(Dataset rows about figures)
## start

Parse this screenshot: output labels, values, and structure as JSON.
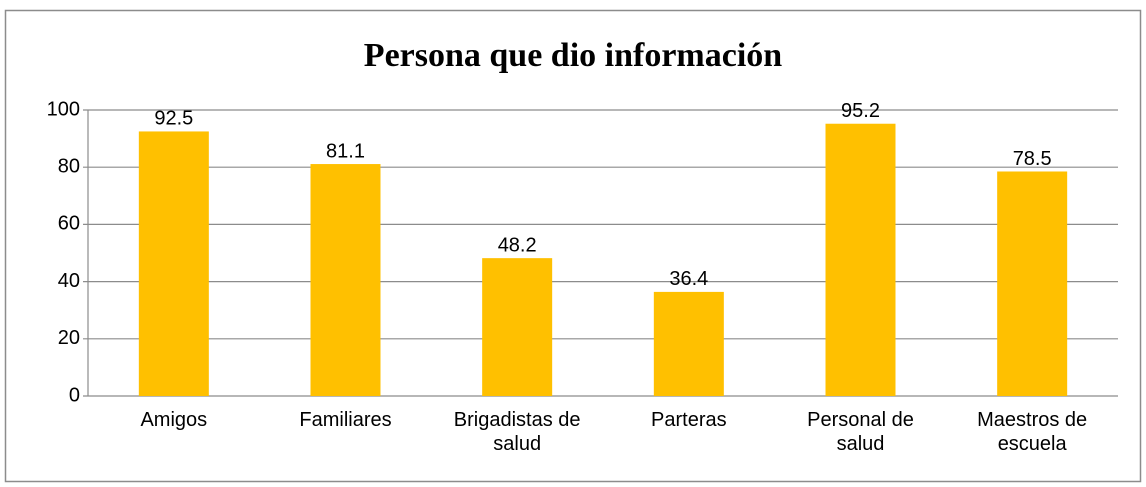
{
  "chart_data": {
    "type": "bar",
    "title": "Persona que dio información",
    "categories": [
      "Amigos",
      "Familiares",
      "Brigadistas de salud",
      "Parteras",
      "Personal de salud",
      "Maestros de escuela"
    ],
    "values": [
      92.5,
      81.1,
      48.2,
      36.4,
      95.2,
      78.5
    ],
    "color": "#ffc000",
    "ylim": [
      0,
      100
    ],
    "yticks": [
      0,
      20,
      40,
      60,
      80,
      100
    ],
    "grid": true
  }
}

## end
## start

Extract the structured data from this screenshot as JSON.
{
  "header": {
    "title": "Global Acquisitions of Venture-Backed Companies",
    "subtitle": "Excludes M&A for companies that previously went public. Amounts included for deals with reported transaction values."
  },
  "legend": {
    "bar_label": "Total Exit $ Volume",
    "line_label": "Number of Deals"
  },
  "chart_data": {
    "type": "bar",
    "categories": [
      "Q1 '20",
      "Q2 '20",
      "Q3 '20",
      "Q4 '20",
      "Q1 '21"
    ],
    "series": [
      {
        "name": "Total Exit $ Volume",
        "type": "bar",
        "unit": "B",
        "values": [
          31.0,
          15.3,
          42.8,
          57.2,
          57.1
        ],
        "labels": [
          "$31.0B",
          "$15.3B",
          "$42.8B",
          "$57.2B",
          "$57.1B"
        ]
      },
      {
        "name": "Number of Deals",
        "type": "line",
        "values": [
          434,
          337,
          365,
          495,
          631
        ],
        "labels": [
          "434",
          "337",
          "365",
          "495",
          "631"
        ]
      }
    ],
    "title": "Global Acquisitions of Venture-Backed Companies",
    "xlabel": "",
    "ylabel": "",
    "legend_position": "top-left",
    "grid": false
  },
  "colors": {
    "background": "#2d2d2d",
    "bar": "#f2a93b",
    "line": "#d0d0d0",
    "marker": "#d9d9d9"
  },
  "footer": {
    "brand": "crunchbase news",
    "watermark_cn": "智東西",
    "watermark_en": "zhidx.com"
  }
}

## end

DIRECTIVE -> Which lines above hold the word "name"? Copy each of them.

EXERCISE RESPONSE ->
        "name": "Total Exit $ Volume",
        "name": "Number of Deals",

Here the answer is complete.